Source records:

──────

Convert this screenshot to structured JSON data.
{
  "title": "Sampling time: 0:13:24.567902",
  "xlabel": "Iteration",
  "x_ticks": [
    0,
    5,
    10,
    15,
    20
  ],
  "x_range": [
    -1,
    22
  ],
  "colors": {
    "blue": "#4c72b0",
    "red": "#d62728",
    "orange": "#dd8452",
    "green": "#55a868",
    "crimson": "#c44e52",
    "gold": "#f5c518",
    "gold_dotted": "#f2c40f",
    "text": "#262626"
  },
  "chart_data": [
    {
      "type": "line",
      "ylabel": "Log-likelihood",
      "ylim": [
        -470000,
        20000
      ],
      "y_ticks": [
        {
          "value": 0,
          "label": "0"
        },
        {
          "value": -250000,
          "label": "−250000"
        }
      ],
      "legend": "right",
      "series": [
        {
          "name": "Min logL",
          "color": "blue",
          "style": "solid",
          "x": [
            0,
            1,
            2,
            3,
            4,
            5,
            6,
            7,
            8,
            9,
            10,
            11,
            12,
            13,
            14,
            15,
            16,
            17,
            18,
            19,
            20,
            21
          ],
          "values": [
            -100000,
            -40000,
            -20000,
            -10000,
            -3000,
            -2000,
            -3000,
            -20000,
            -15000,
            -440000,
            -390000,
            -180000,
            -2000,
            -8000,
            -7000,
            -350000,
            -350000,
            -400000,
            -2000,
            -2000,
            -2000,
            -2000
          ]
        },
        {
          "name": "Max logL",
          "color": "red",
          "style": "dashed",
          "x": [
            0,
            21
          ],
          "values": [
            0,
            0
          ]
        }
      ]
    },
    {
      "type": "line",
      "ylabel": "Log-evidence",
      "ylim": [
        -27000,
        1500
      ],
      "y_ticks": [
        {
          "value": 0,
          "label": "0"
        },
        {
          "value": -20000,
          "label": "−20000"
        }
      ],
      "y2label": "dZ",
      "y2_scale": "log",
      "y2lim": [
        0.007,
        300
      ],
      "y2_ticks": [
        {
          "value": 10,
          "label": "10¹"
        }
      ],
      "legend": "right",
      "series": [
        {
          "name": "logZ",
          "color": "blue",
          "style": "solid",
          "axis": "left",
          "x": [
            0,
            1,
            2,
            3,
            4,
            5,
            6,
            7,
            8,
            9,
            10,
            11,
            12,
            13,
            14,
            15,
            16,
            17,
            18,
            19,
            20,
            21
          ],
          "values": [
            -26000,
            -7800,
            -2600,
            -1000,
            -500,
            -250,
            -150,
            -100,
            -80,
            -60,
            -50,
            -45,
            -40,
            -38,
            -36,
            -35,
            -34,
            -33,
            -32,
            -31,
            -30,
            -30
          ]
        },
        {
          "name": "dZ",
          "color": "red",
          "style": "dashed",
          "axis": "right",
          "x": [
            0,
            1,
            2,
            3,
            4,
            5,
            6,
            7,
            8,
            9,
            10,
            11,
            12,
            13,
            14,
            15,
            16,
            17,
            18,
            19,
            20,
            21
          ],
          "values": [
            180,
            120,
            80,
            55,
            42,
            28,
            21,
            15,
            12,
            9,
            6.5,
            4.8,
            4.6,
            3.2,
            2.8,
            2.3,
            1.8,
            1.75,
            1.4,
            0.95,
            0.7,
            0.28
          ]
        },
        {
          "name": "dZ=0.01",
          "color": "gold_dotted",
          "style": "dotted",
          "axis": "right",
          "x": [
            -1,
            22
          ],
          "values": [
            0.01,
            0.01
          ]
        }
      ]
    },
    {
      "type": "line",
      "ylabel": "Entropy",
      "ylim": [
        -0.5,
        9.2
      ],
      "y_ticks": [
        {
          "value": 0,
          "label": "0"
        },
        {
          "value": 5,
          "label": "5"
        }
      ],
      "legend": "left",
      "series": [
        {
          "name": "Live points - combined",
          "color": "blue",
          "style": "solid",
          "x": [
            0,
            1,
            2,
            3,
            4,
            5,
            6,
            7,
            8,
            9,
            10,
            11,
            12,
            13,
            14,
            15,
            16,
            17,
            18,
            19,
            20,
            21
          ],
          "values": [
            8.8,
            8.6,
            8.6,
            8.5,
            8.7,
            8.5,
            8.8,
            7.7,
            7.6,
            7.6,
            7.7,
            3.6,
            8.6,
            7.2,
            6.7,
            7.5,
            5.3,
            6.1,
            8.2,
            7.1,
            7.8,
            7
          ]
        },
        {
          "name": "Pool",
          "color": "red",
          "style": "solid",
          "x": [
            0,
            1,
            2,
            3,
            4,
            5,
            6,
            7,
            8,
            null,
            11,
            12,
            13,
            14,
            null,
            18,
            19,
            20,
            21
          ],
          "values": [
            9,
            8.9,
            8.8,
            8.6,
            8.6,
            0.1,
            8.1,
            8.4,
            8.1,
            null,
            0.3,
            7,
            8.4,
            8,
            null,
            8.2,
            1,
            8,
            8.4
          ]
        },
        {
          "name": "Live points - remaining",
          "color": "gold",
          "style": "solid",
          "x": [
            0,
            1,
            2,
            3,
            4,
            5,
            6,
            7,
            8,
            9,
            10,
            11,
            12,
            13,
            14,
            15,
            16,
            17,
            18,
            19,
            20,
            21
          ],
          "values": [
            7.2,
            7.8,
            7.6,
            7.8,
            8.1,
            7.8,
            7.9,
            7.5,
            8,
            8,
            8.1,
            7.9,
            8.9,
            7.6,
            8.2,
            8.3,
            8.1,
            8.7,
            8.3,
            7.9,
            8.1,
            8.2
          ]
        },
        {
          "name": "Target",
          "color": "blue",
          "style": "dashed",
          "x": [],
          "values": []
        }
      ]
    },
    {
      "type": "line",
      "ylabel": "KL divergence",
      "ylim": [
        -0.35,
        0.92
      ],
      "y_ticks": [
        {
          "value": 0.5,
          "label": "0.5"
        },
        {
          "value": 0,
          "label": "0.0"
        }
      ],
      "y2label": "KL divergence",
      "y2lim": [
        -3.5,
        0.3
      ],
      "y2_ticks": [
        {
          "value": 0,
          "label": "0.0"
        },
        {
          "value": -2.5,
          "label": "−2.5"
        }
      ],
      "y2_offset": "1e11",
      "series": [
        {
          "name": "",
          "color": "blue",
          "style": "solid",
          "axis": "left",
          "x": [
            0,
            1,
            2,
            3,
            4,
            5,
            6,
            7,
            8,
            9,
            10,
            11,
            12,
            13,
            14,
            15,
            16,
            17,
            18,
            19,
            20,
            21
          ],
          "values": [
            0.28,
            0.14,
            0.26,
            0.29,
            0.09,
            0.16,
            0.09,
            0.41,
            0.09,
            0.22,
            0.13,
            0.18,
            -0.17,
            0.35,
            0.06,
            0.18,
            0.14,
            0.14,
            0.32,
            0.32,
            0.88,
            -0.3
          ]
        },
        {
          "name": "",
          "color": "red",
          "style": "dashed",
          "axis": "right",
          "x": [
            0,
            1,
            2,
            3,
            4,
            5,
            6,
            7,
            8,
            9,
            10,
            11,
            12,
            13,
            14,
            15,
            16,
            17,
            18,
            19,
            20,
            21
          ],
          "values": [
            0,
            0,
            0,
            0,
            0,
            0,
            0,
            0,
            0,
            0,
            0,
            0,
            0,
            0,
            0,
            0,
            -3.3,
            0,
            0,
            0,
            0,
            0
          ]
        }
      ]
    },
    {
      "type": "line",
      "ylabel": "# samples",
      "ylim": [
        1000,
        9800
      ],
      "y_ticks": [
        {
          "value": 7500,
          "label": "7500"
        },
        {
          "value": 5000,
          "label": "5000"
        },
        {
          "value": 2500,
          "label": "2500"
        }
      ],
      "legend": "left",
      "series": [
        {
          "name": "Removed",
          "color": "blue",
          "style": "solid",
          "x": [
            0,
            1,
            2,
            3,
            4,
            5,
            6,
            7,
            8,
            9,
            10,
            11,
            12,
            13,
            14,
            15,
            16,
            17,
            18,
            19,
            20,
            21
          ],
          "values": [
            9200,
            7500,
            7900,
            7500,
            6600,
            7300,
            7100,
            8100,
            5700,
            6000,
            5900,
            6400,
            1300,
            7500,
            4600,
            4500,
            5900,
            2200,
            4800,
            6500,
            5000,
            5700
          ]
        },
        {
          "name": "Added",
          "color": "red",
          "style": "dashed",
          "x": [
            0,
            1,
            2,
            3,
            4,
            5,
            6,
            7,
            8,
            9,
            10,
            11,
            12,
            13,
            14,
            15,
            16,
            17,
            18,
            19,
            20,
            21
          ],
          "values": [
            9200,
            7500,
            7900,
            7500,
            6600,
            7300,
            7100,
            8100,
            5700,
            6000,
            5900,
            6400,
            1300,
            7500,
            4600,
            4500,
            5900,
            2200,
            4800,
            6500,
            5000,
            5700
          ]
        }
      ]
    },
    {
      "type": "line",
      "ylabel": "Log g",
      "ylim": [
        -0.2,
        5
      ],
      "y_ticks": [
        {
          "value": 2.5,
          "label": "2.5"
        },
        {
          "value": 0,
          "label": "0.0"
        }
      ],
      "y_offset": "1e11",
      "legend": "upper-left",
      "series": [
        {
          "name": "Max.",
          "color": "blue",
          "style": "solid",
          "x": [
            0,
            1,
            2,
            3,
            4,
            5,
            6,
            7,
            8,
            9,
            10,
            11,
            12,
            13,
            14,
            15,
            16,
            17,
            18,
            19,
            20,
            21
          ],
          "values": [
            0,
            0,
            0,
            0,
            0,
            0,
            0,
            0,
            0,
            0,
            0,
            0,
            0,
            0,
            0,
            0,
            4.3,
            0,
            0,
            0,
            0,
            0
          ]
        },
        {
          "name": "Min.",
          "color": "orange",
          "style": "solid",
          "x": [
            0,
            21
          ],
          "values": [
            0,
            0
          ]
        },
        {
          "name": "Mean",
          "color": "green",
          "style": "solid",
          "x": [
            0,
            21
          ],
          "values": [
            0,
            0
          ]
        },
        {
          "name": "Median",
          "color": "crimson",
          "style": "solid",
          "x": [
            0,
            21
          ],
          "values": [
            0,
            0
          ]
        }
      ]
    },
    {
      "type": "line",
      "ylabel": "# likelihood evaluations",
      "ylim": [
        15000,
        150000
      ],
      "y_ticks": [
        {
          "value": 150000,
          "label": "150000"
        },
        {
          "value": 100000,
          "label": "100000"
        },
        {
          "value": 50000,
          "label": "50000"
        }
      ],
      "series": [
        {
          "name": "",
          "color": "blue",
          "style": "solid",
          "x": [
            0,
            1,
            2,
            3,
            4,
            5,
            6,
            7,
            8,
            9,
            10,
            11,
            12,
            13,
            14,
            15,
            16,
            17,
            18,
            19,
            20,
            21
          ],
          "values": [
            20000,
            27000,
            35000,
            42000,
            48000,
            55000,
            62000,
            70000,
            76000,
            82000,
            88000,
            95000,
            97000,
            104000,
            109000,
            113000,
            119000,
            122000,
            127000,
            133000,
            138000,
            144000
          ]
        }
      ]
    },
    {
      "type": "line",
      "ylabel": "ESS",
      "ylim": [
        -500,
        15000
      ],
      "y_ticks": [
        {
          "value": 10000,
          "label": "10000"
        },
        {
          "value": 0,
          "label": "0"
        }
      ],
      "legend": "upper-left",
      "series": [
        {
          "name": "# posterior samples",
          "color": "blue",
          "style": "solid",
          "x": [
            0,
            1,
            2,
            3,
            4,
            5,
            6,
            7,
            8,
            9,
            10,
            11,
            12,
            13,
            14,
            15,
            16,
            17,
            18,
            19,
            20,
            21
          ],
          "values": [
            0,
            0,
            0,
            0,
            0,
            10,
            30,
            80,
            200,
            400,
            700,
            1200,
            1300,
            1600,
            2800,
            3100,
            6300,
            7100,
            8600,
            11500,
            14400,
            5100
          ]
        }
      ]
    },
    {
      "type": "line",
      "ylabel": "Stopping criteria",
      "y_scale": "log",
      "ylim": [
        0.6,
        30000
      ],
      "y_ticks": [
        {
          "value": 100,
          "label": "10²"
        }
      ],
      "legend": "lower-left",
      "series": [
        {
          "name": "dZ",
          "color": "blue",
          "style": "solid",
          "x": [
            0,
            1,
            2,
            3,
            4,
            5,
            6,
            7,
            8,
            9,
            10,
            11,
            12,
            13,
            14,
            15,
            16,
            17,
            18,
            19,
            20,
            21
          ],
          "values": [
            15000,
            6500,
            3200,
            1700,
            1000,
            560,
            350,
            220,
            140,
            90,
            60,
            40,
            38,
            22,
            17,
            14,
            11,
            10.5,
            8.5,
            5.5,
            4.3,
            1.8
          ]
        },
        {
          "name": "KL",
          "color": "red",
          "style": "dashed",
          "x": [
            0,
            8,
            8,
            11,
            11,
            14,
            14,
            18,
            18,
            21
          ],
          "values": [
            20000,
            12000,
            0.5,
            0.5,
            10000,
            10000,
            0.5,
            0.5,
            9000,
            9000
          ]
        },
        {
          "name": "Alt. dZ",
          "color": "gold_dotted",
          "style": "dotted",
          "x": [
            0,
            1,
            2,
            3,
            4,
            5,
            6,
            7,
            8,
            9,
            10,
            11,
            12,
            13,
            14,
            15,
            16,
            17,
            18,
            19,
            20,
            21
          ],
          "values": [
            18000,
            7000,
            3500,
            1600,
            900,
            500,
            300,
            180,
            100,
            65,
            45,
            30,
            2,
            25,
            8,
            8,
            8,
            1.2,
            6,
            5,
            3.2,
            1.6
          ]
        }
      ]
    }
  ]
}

──────

Pick out the lines that have the word "points". Copy them all.

          "name": "Live points - combined",
          "name": "Live points - remaining",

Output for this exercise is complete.